[Records contained in a dataset]

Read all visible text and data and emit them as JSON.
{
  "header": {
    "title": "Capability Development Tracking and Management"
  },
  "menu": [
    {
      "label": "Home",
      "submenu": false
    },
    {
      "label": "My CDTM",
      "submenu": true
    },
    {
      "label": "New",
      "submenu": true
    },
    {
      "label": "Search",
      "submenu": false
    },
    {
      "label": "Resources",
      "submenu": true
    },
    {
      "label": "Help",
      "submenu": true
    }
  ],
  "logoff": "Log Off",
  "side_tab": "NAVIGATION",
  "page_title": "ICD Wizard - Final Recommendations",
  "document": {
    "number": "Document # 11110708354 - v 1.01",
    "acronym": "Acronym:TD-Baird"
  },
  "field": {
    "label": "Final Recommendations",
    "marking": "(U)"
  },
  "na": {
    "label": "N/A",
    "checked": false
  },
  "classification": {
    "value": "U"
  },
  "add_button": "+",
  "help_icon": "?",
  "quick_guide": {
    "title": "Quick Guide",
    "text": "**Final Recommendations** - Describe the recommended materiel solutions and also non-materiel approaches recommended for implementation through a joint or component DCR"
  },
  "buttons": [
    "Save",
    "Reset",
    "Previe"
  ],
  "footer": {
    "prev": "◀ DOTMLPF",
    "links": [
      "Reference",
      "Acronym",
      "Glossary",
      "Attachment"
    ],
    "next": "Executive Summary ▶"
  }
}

* * *

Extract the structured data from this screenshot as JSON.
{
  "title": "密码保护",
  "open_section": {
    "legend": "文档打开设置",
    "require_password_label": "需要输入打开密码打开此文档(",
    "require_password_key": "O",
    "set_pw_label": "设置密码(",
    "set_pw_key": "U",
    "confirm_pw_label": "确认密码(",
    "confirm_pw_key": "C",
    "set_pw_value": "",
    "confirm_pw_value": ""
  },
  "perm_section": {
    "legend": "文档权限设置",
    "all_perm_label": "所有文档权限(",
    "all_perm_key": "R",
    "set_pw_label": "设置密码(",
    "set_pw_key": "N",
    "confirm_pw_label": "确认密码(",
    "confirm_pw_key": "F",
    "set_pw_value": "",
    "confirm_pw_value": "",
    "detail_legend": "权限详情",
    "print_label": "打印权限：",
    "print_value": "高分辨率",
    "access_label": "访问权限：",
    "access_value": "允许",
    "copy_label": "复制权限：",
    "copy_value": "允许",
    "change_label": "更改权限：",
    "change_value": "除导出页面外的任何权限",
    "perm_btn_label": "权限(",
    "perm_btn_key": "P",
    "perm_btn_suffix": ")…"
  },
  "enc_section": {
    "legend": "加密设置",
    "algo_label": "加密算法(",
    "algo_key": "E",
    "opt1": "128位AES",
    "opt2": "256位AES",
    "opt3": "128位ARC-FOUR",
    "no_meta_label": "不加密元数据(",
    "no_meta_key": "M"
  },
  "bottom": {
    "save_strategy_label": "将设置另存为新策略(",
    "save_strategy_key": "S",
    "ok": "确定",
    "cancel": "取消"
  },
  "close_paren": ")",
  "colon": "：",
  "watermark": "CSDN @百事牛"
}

SHORT TASK |
Collect each line holding the string "Final".

ANSWER IN FULL |
  "page_title": "ICD Wizard - Final Recommendations",
    "label": "Final Recommendations",
    "text": "**Final Recommendations** - Describe the recommended materiel solutions and also non-materiel approaches recommended for implementation through a joint or component DCR"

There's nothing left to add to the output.